───── EXERCISE MATERIAL ─────

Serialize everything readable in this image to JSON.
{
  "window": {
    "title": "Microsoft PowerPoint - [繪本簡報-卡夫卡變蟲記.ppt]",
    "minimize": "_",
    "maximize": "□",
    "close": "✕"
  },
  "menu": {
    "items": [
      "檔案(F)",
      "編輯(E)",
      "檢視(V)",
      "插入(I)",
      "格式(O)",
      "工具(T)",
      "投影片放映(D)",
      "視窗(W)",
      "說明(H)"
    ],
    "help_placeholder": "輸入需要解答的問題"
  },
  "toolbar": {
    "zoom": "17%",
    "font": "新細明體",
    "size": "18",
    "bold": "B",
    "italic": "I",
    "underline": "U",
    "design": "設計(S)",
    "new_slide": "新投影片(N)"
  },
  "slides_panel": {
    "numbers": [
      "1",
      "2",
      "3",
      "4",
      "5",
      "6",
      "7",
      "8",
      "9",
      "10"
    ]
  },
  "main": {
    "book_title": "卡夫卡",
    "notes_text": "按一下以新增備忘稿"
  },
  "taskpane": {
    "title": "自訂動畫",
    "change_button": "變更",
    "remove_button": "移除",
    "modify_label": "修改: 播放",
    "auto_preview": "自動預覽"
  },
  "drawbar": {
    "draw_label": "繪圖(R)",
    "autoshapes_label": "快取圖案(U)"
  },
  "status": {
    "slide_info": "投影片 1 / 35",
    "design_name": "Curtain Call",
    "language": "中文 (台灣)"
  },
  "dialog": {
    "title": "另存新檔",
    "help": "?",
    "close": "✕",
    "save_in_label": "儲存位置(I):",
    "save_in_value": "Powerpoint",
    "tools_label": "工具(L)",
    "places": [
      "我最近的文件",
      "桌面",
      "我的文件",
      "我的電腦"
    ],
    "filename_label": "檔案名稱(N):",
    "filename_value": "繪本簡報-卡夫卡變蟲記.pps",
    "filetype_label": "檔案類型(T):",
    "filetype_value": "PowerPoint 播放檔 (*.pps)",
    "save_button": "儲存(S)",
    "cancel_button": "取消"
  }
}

─────

__WHAT IS NEEDED__
Word for word, write out all of the data above.

__THE COMPLETED TASK__
Serialize everything readable in this image to JSON.
{
  "window": {
    "title": "Microsoft PowerPoint - [繪本簡報-卡夫卡變蟲記.ppt]",
    "minimize": "_",
    "maximize": "□",
    "close": "✕"
  },
  "menu": {
    "items": [
      "檔案(F)",
      "編輯(E)",
      "檢視(V)",
      "插入(I)",
      "格式(O)",
      "工具(T)",
      "投影片放映(D)",
      "視窗(W)",
      "說明(H)"
    ],
    "help_placeholder": "輸入需要解答的問題"
  },
  "toolbar": {
    "zoom": "17%",
    "font": "新細明體",
    "size": "18",
    "bold": "B",
    "italic": "I",
    "underline": "U",
    "design": "設計(S)",
    "new_slide": "新投影片(N)"
  },
  "slides_panel": {
    "numbers": [
      "1",
      "2",
      "3",
      "4",
      "5",
      "6",
      "7",
      "8",
      "9",
      "10"
    ]
  },
  "main": {
    "book_title": "卡夫卡",
    "notes_text": "按一下以新增備忘稿"
  },
  "taskpane": {
    "title": "自訂動畫",
    "change_button": "變更",
    "remove_button": "移除",
    "modify_label": "修改: 播放",
    "auto_preview": "自動預覽"
  },
  "drawbar": {
    "draw_label": "繪圖(R)",
    "autoshapes_label": "快取圖案(U)"
  },
  "status": {
    "slide_info": "投影片 1 / 35",
    "design_name": "Curtain Call",
    "language": "中文 (台灣)"
  },
  "dialog": {
    "title": "另存新檔",
    "help": "?",
    "close": "✕",
    "save_in_label": "儲存位置(I):",
    "save_in_value": "Powerpoint",
    "tools_label": "工具(L)",
    "places": [
      "我最近的文件",
      "桌面",
      "我的文件",
      "我的電腦"
    ],
    "filename_label": "檔案名稱(N):",
    "filename_value": "繪本簡報-卡夫卡變蟲記.pps",
    "filetype_label": "檔案類型(T):",
    "filetype_value": "PowerPoint 播放檔 (*.pps)",
    "save_button": "儲存(S)",
    "cancel_button": "取消"
  }
}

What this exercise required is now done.